● INSTRUCTION: Show every line below where "flashing" can be found.

● DATASET EXTRACT:
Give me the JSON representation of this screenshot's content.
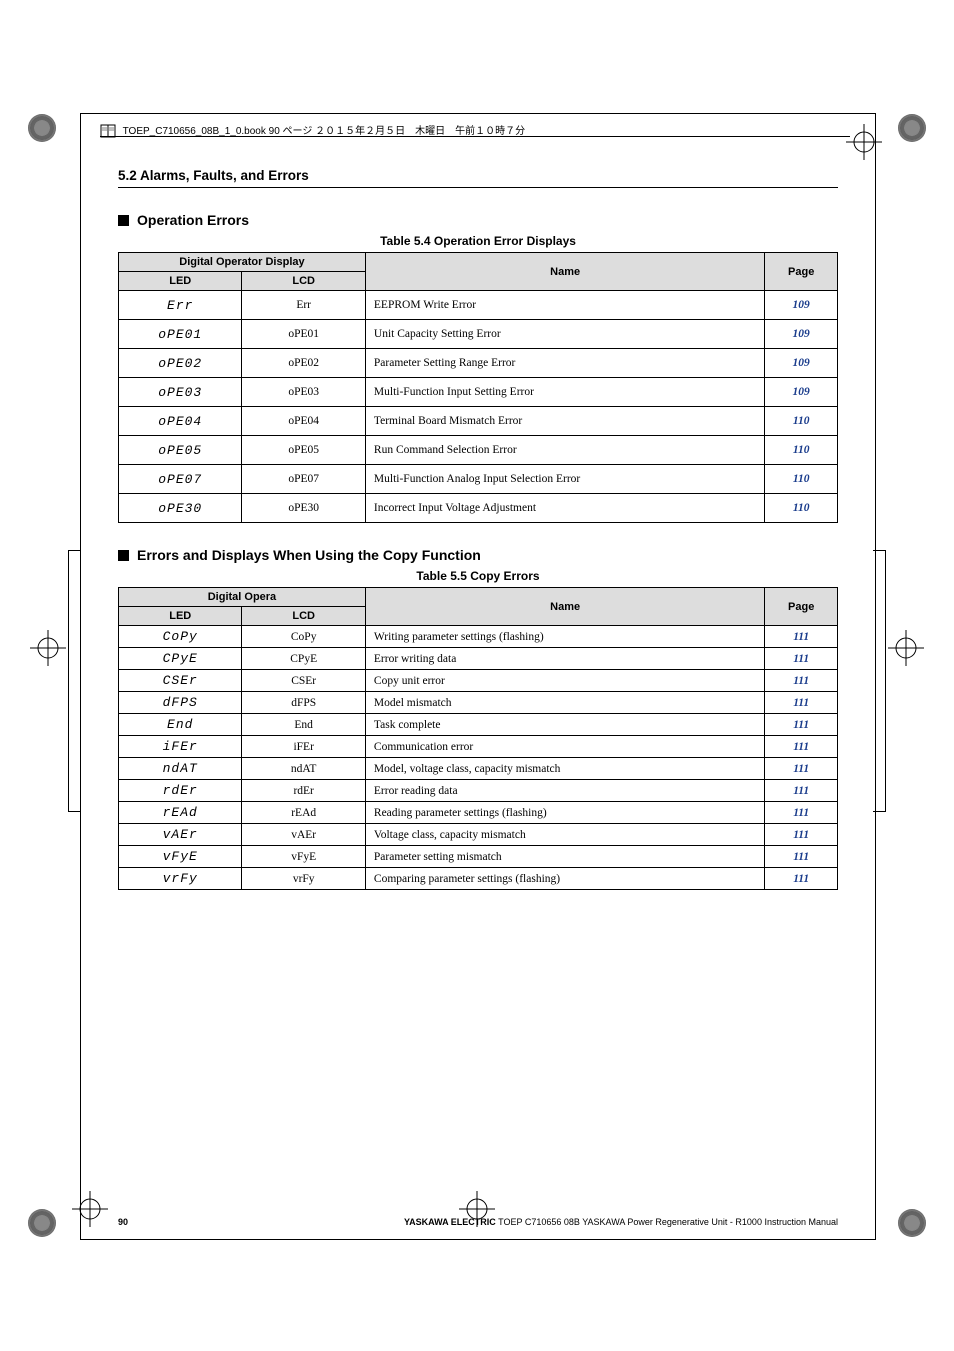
{
  "header_line": "TOEP_C710656_08B_1_0.book  90 ページ  ２０１５年２月５日　木曜日　午前１０時７分",
  "breadcrumb": "5.2  Alarms, Faults, and Errors",
  "section1": "Operation Errors",
  "caption1": "Table 5.4  Operation Error Displays",
  "section2": "Errors and Displays When Using the Copy Function",
  "caption2": "Table 5.5  Copy Errors",
  "th": {
    "dod": "Digital Operator Display",
    "dod2": "Digital Opera",
    "led": "LED",
    "lcd": "LCD",
    "name": "Name",
    "page": "Page"
  },
  "t1": {
    "rows": [
      {
        "led": "Err",
        "lcd": "Err",
        "name": "EEPROM Write Error",
        "page": "109"
      },
      {
        "led": "oPE01",
        "lcd": "oPE01",
        "name": "Unit Capacity Setting Error",
        "page": "109"
      },
      {
        "led": "oPE02",
        "lcd": "oPE02",
        "name": "Parameter Setting Range Error",
        "page": "109"
      },
      {
        "led": "oPE03",
        "lcd": "oPE03",
        "name": "Multi-Function Input Setting Error",
        "page": "109"
      },
      {
        "led": "oPE04",
        "lcd": "oPE04",
        "name": "Terminal Board Mismatch Error",
        "page": "110"
      },
      {
        "led": "oPE05",
        "lcd": "oPE05",
        "name": "Run Command Selection Error",
        "page": "110"
      },
      {
        "led": "oPE07",
        "lcd": "oPE07",
        "name": "Multi-Function Analog Input Selection Error",
        "page": "110"
      },
      {
        "led": "oPE30",
        "lcd": "oPE30",
        "name": "Incorrect Input Voltage Adjustment",
        "page": "110"
      }
    ]
  },
  "t2": {
    "rows": [
      {
        "led": "CoPy",
        "lcd": "CoPy",
        "name": "Writing parameter settings (flashing)",
        "page": "111"
      },
      {
        "led": "CPyE",
        "lcd": "CPyE",
        "name": "Error writing data",
        "page": "111"
      },
      {
        "led": "CSEr",
        "lcd": "CSEr",
        "name": "Copy unit error",
        "page": "111"
      },
      {
        "led": "dFPS",
        "lcd": "dFPS",
        "name": "Model mismatch",
        "page": "111"
      },
      {
        "led": "End",
        "lcd": "End",
        "name": "Task complete",
        "page": "111"
      },
      {
        "led": "iFEr",
        "lcd": "iFEr",
        "name": "Communication error",
        "page": "111"
      },
      {
        "led": "ndAT",
        "lcd": "ndAT",
        "name": "Model, voltage class, capacity mismatch",
        "page": "111"
      },
      {
        "led": "rdEr",
        "lcd": "rdEr",
        "name": "Error reading data",
        "page": "111"
      },
      {
        "led": "rEAd",
        "lcd": "rEAd",
        "name": "Reading parameter settings (flashing)",
        "page": "111"
      },
      {
        "led": "vAEr",
        "lcd": "vAEr",
        "name": "Voltage class, capacity mismatch",
        "page": "111"
      },
      {
        "led": "vFyE",
        "lcd": "vFyE",
        "name": "Parameter setting mismatch",
        "page": "111"
      },
      {
        "led": "vrFy",
        "lcd": "vrFy",
        "name": "Comparing parameter settings (flashing)",
        "page": "111"
      }
    ]
  },
  "footer": {
    "page": "90",
    "text_bold": "YASKAWA ELECTRIC",
    "text_rest": " TOEP C710656 08B YASKAWA Power Regenerative Unit - R1000 Instruction Manual"
  }
}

● SOLUTION TO THIS PROBLEM:
        "name": "Writing parameter settings (flashing)",
        "name": "Reading parameter settings (flashing)",
        "name": "Comparing parameter settings (flashing)",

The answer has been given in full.